* _Your goal_
Work through the entries below and report how many lines include "JSON". The number alone is the answer.

- - - - -

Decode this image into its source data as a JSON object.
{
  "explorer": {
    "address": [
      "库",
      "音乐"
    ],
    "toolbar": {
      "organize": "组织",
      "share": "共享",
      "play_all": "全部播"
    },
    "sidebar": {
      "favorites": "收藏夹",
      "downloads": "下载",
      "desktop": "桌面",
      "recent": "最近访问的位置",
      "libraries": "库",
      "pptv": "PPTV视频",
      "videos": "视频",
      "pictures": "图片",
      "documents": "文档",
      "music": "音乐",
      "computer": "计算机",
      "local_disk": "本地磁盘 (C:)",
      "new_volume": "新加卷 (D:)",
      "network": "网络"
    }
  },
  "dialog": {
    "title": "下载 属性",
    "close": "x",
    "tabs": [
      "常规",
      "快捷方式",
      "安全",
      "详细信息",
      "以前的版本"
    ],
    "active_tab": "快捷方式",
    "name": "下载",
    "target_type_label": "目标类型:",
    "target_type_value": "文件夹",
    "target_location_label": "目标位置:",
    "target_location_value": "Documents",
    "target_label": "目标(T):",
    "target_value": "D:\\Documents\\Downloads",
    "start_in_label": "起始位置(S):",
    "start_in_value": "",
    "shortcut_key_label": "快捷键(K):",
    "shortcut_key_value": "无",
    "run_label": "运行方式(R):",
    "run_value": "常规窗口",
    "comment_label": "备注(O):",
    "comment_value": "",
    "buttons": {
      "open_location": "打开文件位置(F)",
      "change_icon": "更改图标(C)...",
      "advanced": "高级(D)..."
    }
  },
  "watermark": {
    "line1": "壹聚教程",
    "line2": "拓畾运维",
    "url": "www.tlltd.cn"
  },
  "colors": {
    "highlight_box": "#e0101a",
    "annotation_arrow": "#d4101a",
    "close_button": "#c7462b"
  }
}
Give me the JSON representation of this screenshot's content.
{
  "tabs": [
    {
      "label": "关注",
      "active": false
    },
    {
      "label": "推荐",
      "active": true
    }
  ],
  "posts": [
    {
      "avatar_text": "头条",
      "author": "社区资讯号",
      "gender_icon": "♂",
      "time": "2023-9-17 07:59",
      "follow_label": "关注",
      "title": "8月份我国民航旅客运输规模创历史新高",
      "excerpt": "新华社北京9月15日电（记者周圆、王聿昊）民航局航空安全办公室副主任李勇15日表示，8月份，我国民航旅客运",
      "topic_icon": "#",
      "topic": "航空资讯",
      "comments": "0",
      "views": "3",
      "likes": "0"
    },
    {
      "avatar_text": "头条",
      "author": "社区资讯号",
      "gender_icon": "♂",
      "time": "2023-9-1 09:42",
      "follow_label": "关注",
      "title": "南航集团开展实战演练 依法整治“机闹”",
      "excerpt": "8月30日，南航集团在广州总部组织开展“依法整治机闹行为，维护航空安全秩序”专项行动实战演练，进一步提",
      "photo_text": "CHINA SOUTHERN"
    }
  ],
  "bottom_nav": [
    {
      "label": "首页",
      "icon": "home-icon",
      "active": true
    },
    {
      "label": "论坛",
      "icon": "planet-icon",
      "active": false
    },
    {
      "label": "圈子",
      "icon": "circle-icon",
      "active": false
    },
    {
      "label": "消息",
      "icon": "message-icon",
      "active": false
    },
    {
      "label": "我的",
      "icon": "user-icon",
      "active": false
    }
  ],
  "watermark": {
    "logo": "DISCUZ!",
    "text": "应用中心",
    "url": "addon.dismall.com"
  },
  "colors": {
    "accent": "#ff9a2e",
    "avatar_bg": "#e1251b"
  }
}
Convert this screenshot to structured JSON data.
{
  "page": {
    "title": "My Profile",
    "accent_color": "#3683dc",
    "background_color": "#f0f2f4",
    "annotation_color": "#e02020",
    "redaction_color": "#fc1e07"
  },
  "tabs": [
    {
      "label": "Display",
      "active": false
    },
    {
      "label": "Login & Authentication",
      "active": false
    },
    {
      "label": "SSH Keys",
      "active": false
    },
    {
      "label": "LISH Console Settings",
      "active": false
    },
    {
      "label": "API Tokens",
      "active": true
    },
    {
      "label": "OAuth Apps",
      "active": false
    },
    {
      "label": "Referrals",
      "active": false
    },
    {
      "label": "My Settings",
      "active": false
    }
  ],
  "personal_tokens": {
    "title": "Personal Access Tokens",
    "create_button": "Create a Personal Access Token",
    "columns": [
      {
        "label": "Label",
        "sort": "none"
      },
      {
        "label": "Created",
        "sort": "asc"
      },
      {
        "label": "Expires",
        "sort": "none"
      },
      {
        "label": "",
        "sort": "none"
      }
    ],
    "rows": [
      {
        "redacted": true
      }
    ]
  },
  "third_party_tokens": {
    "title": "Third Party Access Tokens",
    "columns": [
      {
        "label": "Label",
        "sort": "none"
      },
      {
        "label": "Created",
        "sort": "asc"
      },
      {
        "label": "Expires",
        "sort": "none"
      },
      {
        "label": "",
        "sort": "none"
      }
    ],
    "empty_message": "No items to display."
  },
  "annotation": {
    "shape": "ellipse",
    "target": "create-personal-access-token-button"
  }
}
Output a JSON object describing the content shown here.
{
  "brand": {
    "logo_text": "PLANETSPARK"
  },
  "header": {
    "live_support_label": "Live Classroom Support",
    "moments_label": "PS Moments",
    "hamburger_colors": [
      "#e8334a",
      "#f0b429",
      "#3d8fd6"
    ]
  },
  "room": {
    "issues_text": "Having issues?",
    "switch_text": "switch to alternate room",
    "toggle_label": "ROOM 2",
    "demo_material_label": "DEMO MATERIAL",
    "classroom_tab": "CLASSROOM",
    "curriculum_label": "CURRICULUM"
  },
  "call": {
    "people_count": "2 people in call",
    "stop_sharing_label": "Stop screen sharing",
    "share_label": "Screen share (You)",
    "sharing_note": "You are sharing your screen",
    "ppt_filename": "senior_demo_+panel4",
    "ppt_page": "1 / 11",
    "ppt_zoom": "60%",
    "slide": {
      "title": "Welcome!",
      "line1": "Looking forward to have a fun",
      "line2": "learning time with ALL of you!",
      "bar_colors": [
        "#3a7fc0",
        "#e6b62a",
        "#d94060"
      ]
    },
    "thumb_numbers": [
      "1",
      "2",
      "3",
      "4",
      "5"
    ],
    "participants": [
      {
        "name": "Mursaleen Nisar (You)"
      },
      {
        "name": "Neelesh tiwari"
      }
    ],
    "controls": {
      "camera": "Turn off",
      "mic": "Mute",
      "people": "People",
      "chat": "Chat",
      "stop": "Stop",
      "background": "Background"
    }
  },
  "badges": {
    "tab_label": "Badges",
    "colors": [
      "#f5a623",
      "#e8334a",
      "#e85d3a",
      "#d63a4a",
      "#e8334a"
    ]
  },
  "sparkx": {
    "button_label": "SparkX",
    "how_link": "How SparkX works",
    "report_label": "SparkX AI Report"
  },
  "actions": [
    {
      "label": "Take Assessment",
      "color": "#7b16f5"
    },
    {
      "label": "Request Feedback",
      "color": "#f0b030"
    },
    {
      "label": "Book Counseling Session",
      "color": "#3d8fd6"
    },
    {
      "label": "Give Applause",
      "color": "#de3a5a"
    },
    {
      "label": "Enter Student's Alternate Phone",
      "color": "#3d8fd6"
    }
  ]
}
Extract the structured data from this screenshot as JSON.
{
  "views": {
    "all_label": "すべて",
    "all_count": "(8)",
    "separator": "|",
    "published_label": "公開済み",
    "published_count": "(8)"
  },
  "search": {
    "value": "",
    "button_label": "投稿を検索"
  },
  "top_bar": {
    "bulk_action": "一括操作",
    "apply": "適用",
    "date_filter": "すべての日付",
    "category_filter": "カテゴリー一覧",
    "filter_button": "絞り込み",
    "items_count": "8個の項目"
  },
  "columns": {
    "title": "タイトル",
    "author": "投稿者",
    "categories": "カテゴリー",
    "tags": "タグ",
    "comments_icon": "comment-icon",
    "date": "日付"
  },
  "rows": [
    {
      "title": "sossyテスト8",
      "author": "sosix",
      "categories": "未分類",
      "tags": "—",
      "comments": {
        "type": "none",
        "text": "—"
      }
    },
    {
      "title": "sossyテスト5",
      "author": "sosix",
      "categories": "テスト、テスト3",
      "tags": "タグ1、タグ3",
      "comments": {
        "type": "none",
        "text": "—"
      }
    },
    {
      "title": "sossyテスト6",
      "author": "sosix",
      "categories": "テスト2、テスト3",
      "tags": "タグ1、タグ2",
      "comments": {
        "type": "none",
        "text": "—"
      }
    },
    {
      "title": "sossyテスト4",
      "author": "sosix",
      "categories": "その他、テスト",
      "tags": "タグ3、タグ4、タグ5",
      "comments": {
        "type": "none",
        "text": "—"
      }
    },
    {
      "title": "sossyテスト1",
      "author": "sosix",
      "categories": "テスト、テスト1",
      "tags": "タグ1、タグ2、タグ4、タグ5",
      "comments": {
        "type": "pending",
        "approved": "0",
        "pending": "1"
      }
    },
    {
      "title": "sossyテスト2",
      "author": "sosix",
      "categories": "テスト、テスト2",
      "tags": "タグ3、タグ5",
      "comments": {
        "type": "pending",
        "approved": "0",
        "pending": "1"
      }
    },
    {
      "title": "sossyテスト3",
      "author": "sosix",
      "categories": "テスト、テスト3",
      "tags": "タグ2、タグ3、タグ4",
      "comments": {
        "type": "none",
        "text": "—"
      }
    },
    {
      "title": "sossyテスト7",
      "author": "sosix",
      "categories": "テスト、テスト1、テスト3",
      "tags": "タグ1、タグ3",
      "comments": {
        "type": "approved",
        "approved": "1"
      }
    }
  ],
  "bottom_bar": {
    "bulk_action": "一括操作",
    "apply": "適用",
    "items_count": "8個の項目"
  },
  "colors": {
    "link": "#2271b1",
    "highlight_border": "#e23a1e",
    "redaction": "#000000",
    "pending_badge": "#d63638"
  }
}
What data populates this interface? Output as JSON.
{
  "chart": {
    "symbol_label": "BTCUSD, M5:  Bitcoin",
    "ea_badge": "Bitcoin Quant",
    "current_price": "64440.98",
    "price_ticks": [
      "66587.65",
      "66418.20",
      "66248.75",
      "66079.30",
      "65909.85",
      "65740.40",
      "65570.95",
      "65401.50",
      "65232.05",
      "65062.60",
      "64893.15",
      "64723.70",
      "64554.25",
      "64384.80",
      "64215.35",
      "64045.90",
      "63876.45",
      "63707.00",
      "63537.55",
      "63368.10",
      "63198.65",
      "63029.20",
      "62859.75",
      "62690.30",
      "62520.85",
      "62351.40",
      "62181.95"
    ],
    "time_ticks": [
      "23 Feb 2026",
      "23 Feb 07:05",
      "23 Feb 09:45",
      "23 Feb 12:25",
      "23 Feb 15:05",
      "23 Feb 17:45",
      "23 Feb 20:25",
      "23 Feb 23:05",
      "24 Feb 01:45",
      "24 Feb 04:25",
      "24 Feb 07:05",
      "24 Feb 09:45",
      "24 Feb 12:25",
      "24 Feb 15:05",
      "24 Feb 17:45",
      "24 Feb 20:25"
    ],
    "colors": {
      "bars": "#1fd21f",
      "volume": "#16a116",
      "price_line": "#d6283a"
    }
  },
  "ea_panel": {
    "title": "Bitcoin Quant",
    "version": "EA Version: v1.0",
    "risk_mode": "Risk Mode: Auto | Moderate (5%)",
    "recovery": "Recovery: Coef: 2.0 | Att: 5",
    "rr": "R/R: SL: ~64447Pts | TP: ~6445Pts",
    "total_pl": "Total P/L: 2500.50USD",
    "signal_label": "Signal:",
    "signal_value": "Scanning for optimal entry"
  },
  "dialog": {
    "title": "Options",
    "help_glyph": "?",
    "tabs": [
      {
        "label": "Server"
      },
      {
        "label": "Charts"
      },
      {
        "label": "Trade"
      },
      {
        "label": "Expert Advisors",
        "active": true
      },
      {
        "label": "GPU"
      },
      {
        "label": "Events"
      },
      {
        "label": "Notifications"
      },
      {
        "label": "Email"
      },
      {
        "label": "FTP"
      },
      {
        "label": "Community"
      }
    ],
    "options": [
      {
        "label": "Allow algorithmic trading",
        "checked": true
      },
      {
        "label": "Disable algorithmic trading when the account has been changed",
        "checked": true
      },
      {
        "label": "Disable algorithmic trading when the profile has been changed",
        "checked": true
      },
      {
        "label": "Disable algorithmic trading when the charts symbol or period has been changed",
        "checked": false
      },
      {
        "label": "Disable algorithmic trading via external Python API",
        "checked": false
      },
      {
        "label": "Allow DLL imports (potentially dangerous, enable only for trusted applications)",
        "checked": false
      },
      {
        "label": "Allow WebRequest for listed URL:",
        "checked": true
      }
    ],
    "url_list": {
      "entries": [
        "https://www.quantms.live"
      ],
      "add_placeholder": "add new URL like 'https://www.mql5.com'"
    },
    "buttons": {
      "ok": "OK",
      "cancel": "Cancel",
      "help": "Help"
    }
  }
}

- - - - -

* _Output of the exercise_
6